[Dataset items]
*-*-*
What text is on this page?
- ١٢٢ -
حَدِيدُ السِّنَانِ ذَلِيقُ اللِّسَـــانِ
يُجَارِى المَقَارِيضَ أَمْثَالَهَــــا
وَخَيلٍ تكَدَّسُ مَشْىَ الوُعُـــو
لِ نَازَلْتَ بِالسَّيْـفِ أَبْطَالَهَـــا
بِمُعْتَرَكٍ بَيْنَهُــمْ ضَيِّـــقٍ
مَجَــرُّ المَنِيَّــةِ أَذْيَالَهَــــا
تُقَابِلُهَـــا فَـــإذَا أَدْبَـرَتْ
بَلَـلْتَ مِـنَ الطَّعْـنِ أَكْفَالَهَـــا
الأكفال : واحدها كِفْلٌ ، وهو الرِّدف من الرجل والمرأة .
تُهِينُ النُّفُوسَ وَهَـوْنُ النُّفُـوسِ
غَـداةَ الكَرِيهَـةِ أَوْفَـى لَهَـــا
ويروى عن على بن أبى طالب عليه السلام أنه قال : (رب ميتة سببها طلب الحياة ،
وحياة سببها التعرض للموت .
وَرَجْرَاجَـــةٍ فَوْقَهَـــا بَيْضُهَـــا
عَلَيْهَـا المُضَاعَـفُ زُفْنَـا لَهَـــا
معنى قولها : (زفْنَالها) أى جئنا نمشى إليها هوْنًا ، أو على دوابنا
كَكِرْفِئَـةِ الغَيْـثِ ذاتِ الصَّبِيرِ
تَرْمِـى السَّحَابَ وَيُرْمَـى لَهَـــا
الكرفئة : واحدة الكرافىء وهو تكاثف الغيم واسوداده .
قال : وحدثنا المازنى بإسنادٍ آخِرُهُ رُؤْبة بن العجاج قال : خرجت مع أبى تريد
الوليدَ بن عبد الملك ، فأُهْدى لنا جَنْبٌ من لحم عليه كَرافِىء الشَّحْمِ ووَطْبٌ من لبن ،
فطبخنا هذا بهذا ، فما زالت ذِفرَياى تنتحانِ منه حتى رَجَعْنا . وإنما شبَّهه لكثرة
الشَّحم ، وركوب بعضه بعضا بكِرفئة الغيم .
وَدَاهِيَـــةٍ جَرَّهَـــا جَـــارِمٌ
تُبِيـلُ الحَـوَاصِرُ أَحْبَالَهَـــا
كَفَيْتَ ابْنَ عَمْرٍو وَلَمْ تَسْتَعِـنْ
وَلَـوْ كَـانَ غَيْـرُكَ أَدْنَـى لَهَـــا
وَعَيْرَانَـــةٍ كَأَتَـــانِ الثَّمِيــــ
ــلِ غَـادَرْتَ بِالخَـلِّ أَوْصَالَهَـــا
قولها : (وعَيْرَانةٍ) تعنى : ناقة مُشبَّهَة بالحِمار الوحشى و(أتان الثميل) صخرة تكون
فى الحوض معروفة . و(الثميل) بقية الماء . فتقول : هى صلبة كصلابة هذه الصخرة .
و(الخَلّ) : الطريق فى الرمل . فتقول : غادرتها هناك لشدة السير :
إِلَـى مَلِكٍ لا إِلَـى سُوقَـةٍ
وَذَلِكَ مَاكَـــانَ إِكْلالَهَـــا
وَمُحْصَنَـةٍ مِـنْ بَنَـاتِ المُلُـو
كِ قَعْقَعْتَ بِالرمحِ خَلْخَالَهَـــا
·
*-*-*
» YOUR OBJECTIVE: Extract every record and return it verbatim.

» OUTPUT OF THE TASK:
What text is on this page?
- ١٢٢ -
حَدِيدُ السِّنَانِ ذَلِيقُ اللِّسَـــانِ
يُجَارِى المَقَارِيضَ أَمْثَالَهَــــا
وَخَيلٍ تكَدَّسُ مَشْىَ الوُعُـــو
لِ نَازَلْتَ بِالسَّيْـفِ أَبْطَالَهَـــا
بِمُعْتَرَكٍ بَيْنَهُــمْ ضَيِّـــقٍ
مَجَــرُّ المَنِيَّــةِ أَذْيَالَهَــــا
تُقَابِلُهَـــا فَـــإذَا أَدْبَـرَتْ
بَلَـلْتَ مِـنَ الطَّعْـنِ أَكْفَالَهَـــا
الأكفال : واحدها كِفْلٌ ، وهو الرِّدف من الرجل والمرأة .
تُهِينُ النُّفُوسَ وَهَـوْنُ النُّفُـوسِ
غَـداةَ الكَرِيهَـةِ أَوْفَـى لَهَـــا
ويروى عن على بن أبى طالب عليه السلام أنه قال : (رب ميتة سببها طلب الحياة ،
وحياة سببها التعرض للموت .
وَرَجْرَاجَـــةٍ فَوْقَهَـــا بَيْضُهَـــا
عَلَيْهَـا المُضَاعَـفُ زُفْنَـا لَهَـــا
معنى قولها : (زفْنَالها) أى جئنا نمشى إليها هوْنًا ، أو على دوابنا
كَكِرْفِئَـةِ الغَيْـثِ ذاتِ الصَّبِيرِ
تَرْمِـى السَّحَابَ وَيُرْمَـى لَهَـــا
الكرفئة : واحدة الكرافىء وهو تكاثف الغيم واسوداده .
قال : وحدثنا المازنى بإسنادٍ آخِرُهُ رُؤْبة بن العجاج قال : خرجت مع أبى تريد
الوليدَ بن عبد الملك ، فأُهْدى لنا جَنْبٌ من لحم عليه كَرافِىء الشَّحْمِ ووَطْبٌ من لبن ،
فطبخنا هذا بهذا ، فما زالت ذِفرَياى تنتحانِ منه حتى رَجَعْنا . وإنما شبَّهه لكثرة
الشَّحم ، وركوب بعضه بعضا بكِرفئة الغيم .
وَدَاهِيَـــةٍ جَرَّهَـــا جَـــارِمٌ
تُبِيـلُ الحَـوَاصِرُ أَحْبَالَهَـــا
كَفَيْتَ ابْنَ عَمْرٍو وَلَمْ تَسْتَعِـنْ
وَلَـوْ كَـانَ غَيْـرُكَ أَدْنَـى لَهَـــا
وَعَيْرَانَـــةٍ كَأَتَـــانِ الثَّمِيــــ
ــلِ غَـادَرْتَ بِالخَـلِّ أَوْصَالَهَـــا
قولها : (وعَيْرَانةٍ) تعنى : ناقة مُشبَّهَة بالحِمار الوحشى و(أتان الثميل) صخرة تكون
فى الحوض معروفة . و(الثميل) بقية الماء . فتقول : هى صلبة كصلابة هذه الصخرة .
و(الخَلّ) : الطريق فى الرمل . فتقول : غادرتها هناك لشدة السير :
إِلَـى مَلِكٍ لا إِلَـى سُوقَـةٍ
وَذَلِكَ مَاكَـــانَ إِكْلالَهَـــا
وَمُحْصَنَـةٍ مِـنْ بَنَـاتِ المُلُـو
كِ قَعْقَعْتَ بِالرمحِ خَلْخَالَهَـــا
·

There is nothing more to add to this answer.